• **Work task**
In the passage about AgSolver and titanium powder, please state the position Doug McCorkle currently holds at AgSolver.

• **Document passage**
Doug McCorkle is a co-founder of AgSolver and currently holds the position of Senior Vice President of Operations. Dr. McCorkle’s research at the Ames Laboratory focused on using diverse data streams within the engineering process to create virtualized systems that enable engineers to make well-informed decisions. At AgSolver, the open-source tools developed during that research are being deployed for training simulators, interactive design environments, and agronomic decision services products.
The AgSolver core environmental process engine determines a broad range of land performance characteristics at a high resolution that deliver market specific services to customers. AgSolver’s agronomic decision service products improve land management decisions, and simplify mandatory compliance and reporting activities. Their technology uses readily available precision agriculture data including yield maps, soil sample data, and fertilizer application data, in combination with simulation tools to guide better management decisions. The technology uses these datasets with some simple inputs about the management practices for an operation to provide valuable insights at a high resolution 30 foot scale such as: profit projections for a field over 50 years of actual climate conditions, 10 – 30 year projections of key soil productivity metrics including organic matter and erosion scale, and nitrogen use efficiency. The coupled data management and simulation technology also supports high resolution conservation planning. By integrating this technology with a secure cloud computing framework AgSolver’s applications can provide these improved decisions within minutes.
Creating Efficiency in Titanium Parts Production.
Titanium’s strength, light weight, biocompatibility and resistance to corrosion make it ideal for use in a variety of parts — from components for artificial limbs like those used by wounded veterans returning from Iraq and Afghanistan to military vehicle components, biomedical implants, and aerospace fasteners. But, working with titanium can be difficult when casting parts because molten titanium tends to react with the materials used for machine molds. Using a gas atomization process (which makes a fine, spherical powder form of titanium) manufacturers can then press the powder together at high temperatures. The process is ten times more efficient than traditional powder-making methods thereby significantly lowering the cost of the powder to manufacturers. Utilizing titanium powder has the benefits of conserving processing time and energy, and it produces less waste material.
To make titanium powder, titanium metal is melted using a standard commercial process, then it is heated and precisely guided by an Ames Laboratory-patented pour tube into a high-intensity atomization nozzle, also patented at Ames Laboratory. The metal is then sprayed out in a fine droplet mist. Each droplet quickly cools and solidifies, creating a collection of many tiny spheres, forming fine titanium powder. Inventors of the nozzle or pour tube are Iver Anderson, Robert Terstra, Matt Besser, Daniel Sordelet, Joel Rieken of Ames Laboratory and Alan Hartman, Edward Argetsinger, Jeffrey Hansen, Jake Paige, Paul Turner of the Albany Research Center.

• **Source data**
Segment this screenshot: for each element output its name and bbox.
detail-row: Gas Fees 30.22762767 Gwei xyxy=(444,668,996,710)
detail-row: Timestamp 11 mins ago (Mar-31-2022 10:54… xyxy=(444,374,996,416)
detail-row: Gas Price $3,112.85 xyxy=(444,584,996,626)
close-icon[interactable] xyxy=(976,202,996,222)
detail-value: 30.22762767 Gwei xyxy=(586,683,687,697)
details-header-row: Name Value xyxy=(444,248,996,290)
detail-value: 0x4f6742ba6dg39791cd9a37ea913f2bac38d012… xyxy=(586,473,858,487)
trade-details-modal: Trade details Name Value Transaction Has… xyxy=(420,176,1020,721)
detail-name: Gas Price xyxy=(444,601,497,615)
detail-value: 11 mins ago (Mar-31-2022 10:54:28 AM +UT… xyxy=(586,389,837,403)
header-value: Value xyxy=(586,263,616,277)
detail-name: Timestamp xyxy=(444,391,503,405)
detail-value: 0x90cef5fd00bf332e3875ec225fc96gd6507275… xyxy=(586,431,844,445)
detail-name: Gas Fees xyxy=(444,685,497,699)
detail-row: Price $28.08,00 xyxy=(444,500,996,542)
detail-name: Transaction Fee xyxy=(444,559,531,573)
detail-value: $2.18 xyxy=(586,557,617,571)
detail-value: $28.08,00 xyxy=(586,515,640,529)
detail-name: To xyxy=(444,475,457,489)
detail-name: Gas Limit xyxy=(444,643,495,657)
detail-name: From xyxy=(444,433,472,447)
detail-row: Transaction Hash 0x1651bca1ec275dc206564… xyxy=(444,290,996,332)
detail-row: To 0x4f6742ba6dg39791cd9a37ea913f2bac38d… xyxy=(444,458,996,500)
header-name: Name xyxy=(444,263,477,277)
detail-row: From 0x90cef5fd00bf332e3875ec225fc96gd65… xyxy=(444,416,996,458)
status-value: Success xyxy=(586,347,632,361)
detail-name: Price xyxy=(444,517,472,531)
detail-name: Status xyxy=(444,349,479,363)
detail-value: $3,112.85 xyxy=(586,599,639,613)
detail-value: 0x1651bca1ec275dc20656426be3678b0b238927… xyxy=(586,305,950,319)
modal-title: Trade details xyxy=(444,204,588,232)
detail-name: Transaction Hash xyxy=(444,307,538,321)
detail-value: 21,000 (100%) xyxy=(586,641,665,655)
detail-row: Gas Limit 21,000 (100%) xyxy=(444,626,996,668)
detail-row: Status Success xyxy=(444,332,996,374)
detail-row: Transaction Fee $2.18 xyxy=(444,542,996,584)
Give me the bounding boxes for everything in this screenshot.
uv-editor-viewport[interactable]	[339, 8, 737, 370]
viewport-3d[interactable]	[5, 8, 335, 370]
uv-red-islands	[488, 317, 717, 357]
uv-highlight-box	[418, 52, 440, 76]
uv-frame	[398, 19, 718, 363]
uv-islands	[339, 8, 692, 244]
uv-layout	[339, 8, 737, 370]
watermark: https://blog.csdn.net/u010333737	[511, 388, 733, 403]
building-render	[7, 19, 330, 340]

• **Answer to the problem**
Senior Vice President of Operations.